Recorded data
---+---

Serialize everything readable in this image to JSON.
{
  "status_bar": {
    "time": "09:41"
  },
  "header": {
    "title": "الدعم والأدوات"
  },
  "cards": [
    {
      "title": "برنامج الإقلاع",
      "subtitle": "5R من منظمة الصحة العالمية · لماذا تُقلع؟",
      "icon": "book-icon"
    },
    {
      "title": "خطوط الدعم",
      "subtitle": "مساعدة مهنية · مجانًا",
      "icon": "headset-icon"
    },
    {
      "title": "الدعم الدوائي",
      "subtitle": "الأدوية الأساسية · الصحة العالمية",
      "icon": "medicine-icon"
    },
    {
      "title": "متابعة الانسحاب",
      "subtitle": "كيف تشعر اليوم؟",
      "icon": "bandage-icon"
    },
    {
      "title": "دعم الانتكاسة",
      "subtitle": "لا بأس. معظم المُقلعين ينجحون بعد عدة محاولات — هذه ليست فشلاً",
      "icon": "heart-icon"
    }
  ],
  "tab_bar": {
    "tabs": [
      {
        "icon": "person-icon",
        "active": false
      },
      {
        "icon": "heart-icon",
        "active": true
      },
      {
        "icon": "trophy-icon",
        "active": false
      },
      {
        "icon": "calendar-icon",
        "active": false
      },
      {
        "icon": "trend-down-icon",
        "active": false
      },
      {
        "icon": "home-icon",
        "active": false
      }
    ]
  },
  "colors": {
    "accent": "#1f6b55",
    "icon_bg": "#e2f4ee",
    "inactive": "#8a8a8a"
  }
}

---+---

# Task directions:
Your task is to transcribe the material exactly.

# Result of this task:
Serialize everything readable in this image to JSON.
{
  "status_bar": {
    "time": "09:41"
  },
  "header": {
    "title": "الدعم والأدوات"
  },
  "cards": [
    {
      "title": "برنامج الإقلاع",
      "subtitle": "5R من منظمة الصحة العالمية · لماذا تُقلع؟",
      "icon": "book-icon"
    },
    {
      "title": "خطوط الدعم",
      "subtitle": "مساعدة مهنية · مجانًا",
      "icon": "headset-icon"
    },
    {
      "title": "الدعم الدوائي",
      "subtitle": "الأدوية الأساسية · الصحة العالمية",
      "icon": "medicine-icon"
    },
    {
      "title": "متابعة الانسحاب",
      "subtitle": "كيف تشعر اليوم؟",
      "icon": "bandage-icon"
    },
    {
      "title": "دعم الانتكاسة",
      "subtitle": "لا بأس. معظم المُقلعين ينجحون بعد عدة محاولات — هذه ليست فشلاً",
      "icon": "heart-icon"
    }
  ],
  "tab_bar": {
    "tabs": [
      {
        "icon": "person-icon",
        "active": false
      },
      {
        "icon": "heart-icon",
        "active": true
      },
      {
        "icon": "trophy-icon",
        "active": false
      },
      {
        "icon": "calendar-icon",
        "active": false
      },
      {
        "icon": "trend-down-icon",
        "active": false
      },
      {
        "icon": "home-icon",
        "active": false
      }
    ]
  },
  "colors": {
    "accent": "#1f6b55",
    "icon_bg": "#e2f4ee",
    "inactive": "#8a8a8a"
  }
}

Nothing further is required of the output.